* begin DATA FOR THIS EXERCISE *
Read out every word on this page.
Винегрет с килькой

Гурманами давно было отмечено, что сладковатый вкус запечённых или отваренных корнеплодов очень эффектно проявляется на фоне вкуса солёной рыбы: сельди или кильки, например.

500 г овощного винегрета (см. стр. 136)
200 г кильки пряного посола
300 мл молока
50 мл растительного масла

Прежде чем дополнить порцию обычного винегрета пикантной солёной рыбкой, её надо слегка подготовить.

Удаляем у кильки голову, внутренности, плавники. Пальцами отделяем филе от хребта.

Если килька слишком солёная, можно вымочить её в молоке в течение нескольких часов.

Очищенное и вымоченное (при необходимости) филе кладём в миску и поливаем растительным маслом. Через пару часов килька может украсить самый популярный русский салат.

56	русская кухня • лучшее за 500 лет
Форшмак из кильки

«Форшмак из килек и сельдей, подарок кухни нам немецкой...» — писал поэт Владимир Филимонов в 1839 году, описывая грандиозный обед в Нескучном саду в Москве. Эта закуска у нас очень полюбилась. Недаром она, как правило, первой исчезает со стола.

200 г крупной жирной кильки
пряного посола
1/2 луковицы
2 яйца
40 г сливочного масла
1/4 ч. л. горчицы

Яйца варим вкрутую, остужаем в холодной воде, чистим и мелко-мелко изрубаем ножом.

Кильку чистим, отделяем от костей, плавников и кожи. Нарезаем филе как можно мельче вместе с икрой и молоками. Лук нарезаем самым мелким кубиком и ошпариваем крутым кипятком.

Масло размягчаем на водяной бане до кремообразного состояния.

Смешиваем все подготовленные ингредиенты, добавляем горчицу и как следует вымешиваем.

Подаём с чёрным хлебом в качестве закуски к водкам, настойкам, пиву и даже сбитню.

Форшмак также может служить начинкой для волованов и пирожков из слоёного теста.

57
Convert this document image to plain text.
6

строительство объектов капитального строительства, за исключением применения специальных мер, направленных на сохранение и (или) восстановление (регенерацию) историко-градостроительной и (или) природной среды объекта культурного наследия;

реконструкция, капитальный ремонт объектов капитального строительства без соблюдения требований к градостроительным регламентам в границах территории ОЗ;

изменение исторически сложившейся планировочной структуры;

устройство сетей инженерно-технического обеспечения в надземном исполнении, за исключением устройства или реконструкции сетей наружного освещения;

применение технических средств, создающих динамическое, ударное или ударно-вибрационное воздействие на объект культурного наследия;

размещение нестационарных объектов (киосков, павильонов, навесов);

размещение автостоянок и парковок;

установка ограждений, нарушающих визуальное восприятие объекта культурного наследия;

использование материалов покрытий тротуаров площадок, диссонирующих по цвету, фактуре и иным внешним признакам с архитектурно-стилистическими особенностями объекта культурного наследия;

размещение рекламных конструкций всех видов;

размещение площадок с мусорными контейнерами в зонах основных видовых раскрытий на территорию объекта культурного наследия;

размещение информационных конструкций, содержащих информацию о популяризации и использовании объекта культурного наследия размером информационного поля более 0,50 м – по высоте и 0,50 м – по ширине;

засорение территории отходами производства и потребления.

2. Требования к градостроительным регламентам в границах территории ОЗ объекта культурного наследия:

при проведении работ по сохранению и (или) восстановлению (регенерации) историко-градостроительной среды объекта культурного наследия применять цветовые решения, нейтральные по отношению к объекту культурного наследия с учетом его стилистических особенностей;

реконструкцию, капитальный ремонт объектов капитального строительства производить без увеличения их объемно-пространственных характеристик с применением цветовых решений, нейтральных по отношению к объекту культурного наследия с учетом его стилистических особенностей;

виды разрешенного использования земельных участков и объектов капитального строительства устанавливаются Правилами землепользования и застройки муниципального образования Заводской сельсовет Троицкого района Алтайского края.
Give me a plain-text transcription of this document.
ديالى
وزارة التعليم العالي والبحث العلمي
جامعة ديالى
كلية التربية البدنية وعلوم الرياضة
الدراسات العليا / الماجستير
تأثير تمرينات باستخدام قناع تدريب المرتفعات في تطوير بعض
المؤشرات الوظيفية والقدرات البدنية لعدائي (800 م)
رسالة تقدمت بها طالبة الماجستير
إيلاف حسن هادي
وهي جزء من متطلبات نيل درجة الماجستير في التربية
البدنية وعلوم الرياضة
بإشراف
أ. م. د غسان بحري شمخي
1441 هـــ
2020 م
* end DATA FOR THIS EXERCISE *
→ STATED EXERCISE: Give the lines exactly as they stand, from the line with "Give me a plain-text" through the end of the material.

→ FINISHED EXERCISE:
Give me a plain-text transcription of this document.
ديالى
وزارة التعليم العالي والبحث العلمي
جامعة ديالى
كلية التربية البدنية وعلوم الرياضة
الدراسات العليا / الماجستير
تأثير تمرينات باستخدام قناع تدريب المرتفعات في تطوير بعض
المؤشرات الوظيفية والقدرات البدنية لعدائي (800 م)
رسالة تقدمت بها طالبة الماجستير
إيلاف حسن هادي
وهي جزء من متطلبات نيل درجة الماجستير في التربية
البدنية وعلوم الرياضة
بإشراف
أ. م. د غسان بحري شمخي
1441 هـــ
2020 م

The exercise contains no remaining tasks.